— Data provided —
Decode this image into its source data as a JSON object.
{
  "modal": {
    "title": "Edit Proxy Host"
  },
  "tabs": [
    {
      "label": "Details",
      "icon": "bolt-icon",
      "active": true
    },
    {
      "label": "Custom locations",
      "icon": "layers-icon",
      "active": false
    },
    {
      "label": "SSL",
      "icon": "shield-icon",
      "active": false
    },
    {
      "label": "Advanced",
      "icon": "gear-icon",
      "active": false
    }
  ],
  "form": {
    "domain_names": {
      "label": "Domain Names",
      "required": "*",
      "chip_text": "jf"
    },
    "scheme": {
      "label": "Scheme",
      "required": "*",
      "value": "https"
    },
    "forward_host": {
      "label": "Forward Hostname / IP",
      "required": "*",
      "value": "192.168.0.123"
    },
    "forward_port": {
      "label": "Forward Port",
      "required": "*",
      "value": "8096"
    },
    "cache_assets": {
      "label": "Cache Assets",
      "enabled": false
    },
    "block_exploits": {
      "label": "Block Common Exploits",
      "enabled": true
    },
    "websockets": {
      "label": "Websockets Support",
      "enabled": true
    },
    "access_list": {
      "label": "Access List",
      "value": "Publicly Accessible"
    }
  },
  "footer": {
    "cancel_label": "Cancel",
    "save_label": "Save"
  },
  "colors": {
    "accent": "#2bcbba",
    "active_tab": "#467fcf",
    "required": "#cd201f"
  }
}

--

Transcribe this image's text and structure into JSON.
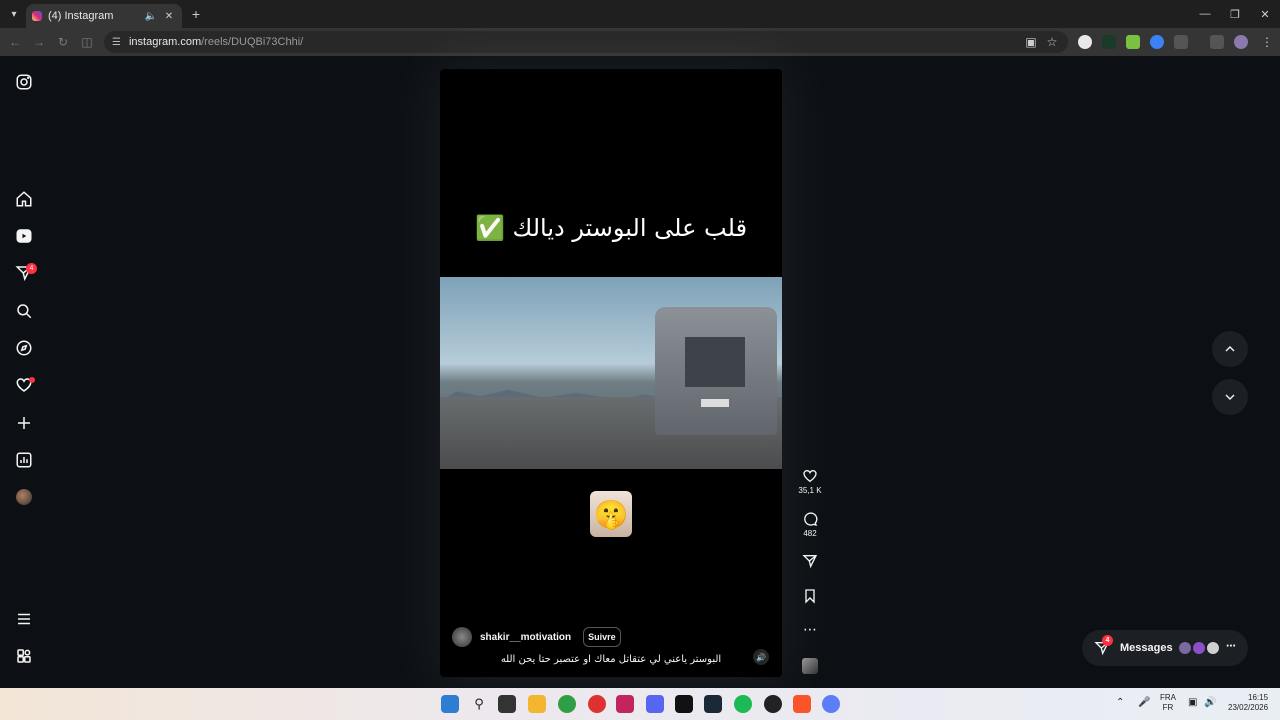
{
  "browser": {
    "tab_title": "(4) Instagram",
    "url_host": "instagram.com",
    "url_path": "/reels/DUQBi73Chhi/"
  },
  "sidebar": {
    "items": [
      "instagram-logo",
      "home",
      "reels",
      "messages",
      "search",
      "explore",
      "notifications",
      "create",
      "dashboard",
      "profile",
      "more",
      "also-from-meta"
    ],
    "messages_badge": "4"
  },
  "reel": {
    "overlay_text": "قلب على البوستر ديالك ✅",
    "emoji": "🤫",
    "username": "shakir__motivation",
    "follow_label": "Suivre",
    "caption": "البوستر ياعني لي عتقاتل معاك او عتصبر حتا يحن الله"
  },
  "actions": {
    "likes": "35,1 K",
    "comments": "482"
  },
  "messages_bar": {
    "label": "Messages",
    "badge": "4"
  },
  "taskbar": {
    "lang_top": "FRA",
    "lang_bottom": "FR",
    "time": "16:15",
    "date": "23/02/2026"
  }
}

— Given instruction —
Copy out every line where the word "icon" occurs.

— Exercise answer —
      "icon": "bolt-icon",
      "icon": "layers-icon",
      "icon": "shield-icon",
      "icon": "gear-icon",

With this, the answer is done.